:: STATED PROBLEM ::
Reproduce each line of the material precisely.

:: DATA RECORDS ::
....................

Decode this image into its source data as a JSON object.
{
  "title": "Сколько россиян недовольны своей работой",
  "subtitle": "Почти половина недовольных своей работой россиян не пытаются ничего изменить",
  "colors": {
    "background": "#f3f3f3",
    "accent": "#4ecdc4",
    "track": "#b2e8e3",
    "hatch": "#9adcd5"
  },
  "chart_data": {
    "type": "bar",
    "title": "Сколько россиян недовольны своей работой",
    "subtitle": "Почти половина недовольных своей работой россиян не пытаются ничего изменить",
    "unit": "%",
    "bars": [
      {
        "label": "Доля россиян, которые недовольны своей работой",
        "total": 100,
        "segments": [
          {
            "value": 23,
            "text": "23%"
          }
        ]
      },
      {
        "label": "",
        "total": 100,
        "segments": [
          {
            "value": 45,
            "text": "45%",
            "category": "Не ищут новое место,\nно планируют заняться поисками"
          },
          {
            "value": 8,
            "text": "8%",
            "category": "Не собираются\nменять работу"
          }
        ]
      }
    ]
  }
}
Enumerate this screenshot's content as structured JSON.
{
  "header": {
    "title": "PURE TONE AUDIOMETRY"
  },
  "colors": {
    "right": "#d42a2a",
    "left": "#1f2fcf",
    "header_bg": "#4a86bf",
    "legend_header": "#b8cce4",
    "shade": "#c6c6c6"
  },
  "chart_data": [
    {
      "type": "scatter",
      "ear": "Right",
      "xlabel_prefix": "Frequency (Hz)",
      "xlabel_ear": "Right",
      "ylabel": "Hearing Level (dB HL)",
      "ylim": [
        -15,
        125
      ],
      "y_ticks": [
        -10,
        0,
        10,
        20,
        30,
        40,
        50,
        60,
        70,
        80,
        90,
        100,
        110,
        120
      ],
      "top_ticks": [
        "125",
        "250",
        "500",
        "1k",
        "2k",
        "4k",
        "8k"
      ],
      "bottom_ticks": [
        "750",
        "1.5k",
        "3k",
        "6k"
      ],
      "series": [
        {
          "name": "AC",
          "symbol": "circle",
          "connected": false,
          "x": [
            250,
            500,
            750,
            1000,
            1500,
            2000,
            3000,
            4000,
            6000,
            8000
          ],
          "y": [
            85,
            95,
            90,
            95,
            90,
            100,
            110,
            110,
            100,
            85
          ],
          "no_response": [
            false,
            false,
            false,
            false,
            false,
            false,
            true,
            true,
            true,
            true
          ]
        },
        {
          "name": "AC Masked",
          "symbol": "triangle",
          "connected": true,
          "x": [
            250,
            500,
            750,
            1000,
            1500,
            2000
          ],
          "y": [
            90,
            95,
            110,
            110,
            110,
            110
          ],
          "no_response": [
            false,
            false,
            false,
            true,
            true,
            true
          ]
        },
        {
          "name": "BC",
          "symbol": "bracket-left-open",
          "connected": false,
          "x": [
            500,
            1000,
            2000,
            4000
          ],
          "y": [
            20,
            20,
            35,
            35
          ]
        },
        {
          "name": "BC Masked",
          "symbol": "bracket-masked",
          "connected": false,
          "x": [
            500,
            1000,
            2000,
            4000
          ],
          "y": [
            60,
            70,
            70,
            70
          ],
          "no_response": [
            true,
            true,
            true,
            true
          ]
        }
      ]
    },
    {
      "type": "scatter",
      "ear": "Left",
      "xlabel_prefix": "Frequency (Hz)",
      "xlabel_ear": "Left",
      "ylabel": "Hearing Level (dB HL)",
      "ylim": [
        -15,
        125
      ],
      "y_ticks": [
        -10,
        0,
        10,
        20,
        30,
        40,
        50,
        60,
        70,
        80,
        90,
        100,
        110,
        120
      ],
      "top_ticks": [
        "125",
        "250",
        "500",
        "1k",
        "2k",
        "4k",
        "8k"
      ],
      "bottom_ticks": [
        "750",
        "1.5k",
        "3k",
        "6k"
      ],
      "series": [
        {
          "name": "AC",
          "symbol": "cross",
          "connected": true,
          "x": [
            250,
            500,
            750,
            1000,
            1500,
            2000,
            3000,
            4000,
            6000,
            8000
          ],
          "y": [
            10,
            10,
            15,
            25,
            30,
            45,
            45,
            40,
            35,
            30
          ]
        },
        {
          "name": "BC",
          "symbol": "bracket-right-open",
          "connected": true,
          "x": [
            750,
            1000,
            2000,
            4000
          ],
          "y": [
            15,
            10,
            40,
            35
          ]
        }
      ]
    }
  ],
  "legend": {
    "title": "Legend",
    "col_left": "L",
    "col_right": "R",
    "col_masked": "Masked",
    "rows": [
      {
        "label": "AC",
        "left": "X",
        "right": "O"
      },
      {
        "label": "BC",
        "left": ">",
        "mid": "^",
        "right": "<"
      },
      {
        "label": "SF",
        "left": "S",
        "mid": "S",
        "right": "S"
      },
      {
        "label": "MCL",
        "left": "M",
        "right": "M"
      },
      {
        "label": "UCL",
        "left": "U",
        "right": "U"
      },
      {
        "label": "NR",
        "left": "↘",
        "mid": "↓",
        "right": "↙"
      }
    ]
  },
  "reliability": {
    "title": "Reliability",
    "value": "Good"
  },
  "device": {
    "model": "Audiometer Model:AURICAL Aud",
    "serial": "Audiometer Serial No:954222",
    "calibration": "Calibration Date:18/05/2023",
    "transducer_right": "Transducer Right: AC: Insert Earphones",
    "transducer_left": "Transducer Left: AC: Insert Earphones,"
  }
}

....................

:: RESULT ::
Decode this image into its source data as a JSON object.
{
  "title": "Сколько россиян недовольны своей работой",
  "subtitle": "Почти половина недовольных своей работой россиян не пытаются ничего изменить",
  "colors": {
    "background": "#f3f3f3",
    "accent": "#4ecdc4",
    "track": "#b2e8e3",
    "hatch": "#9adcd5"
  },
  "chart_data": {
    "type": "bar",
    "title": "Сколько россиян недовольны своей работой",
    "subtitle": "Почти половина недовольных своей работой россиян не пытаются ничего изменить",
    "unit": "%",
    "bars": [
      {
        "label": "Доля россиян, которые недовольны своей работой",
        "total": 100,
        "segments": [
          {
            "value": 23,
            "text": "23%"
          }
        ]
      },
      {
        "label": "",
        "total": 100,
        "segments": [
          {
            "value": 45,
            "text": "45%",
            "category": "Не ищут новое место,\nно планируют заняться поисками"
          },
          {
            "value": 8,
            "text": "8%",
            "category": "Не собираются\nменять работу"
          }
        ]
      }
    ]
  }
}
Enumerate this screenshot's content as structured JSON.
{
  "header": {
    "title": "PURE TONE AUDIOMETRY"
  },
  "colors": {
    "right": "#d42a2a",
    "left": "#1f2fcf",
    "header_bg": "#4a86bf",
    "legend_header": "#b8cce4",
    "shade": "#c6c6c6"
  },
  "chart_data": [
    {
      "type": "scatter",
      "ear": "Right",
      "xlabel_prefix": "Frequency (Hz)",
      "xlabel_ear": "Right",
      "ylabel": "Hearing Level (dB HL)",
      "ylim": [
        -15,
        125
      ],
      "y_ticks": [
        -10,
        0,
        10,
        20,
        30,
        40,
        50,
        60,
        70,
        80,
        90,
        100,
        110,
        120
      ],
      "top_ticks": [
        "125",
        "250",
        "500",
        "1k",
        "2k",
        "4k",
        "8k"
      ],
      "bottom_ticks": [
        "750",
        "1.5k",
        "3k",
        "6k"
      ],
      "series": [
        {
          "name": "AC",
          "symbol": "circle",
          "connected": false,
          "x": [
            250,
            500,
            750,
            1000,
            1500,
            2000,
            3000,
            4000,
            6000,
            8000
          ],
          "y": [
            85,
            95,
            90,
            95,
            90,
            100,
            110,
            110,
            100,
            85
          ],
          "no_response": [
            false,
            false,
            false,
            false,
            false,
            false,
            true,
            true,
            true,
            true
          ]
        },
        {
          "name": "AC Masked",
          "symbol": "triangle",
          "connected": true,
          "x": [
            250,
            500,
            750,
            1000,
            1500,
            2000
          ],
          "y": [
            90,
            95,
            110,
            110,
            110,
            110
          ],
          "no_response": [
            false,
            false,
            false,
            true,
            true,
            true
          ]
        },
        {
          "name": "BC",
          "symbol": "bracket-left-open",
          "connected": false,
          "x": [
            500,
            1000,
            2000,
            4000
          ],
          "y": [
            20,
            20,
            35,
            35
          ]
        },
        {
          "name": "BC Masked",
          "symbol": "bracket-masked",
          "connected": false,
          "x": [
            500,
            1000,
            2000,
            4000
          ],
          "y": [
            60,
            70,
            70,
            70
          ],
          "no_response": [
            true,
            true,
            true,
            true
          ]
        }
      ]
    },
    {
      "type": "scatter",
      "ear": "Left",
      "xlabel_prefix": "Frequency (Hz)",
      "xlabel_ear": "Left",
      "ylabel": "Hearing Level (dB HL)",
      "ylim": [
        -15,
        125
      ],
      "y_ticks": [
        -10,
        0,
        10,
        20,
        30,
        40,
        50,
        60,
        70,
        80,
        90,
        100,
        110,
        120
      ],
      "top_ticks": [
        "125",
        "250",
        "500",
        "1k",
        "2k",
        "4k",
        "8k"
      ],
      "bottom_ticks": [
        "750",
        "1.5k",
        "3k",
        "6k"
      ],
      "series": [
        {
          "name": "AC",
          "symbol": "cross",
          "connected": true,
          "x": [
            250,
            500,
            750,
            1000,
            1500,
            2000,
            3000,
            4000,
            6000,
            8000
          ],
          "y": [
            10,
            10,
            15,
            25,
            30,
            45,
            45,
            40,
            35,
            30
          ]
        },
        {
          "name": "BC",
          "symbol": "bracket-right-open",
          "connected": true,
          "x": [
            750,
            1000,
            2000,
            4000
          ],
          "y": [
            15,
            10,
            40,
            35
          ]
        }
      ]
    }
  ],
  "legend": {
    "title": "Legend",
    "col_left": "L",
    "col_right": "R",
    "col_masked": "Masked",
    "rows": [
      {
        "label": "AC",
        "left": "X",
        "right": "O"
      },
      {
        "label": "BC",
        "left": ">",
        "mid": "^",
        "right": "<"
      },
      {
        "label": "SF",
        "left": "S",
        "mid": "S",
        "right": "S"
      },
      {
        "label": "MCL",
        "left": "M",
        "right": "M"
      },
      {
        "label": "UCL",
        "left": "U",
        "right": "U"
      },
      {
        "label": "NR",
        "left": "↘",
        "mid": "↓",
        "right": "↙"
      }
    ]
  },
  "reliability": {
    "title": "Reliability",
    "value": "Good"
  },
  "device": {
    "model": "Audiometer Model:AURICAL Aud",
    "serial": "Audiometer Serial No:954222",
    "calibration": "Calibration Date:18/05/2023",
    "transducer_right": "Transducer Right: AC: Insert Earphones",
    "transducer_left": "Transducer Left: AC: Insert Earphones,"
  }
}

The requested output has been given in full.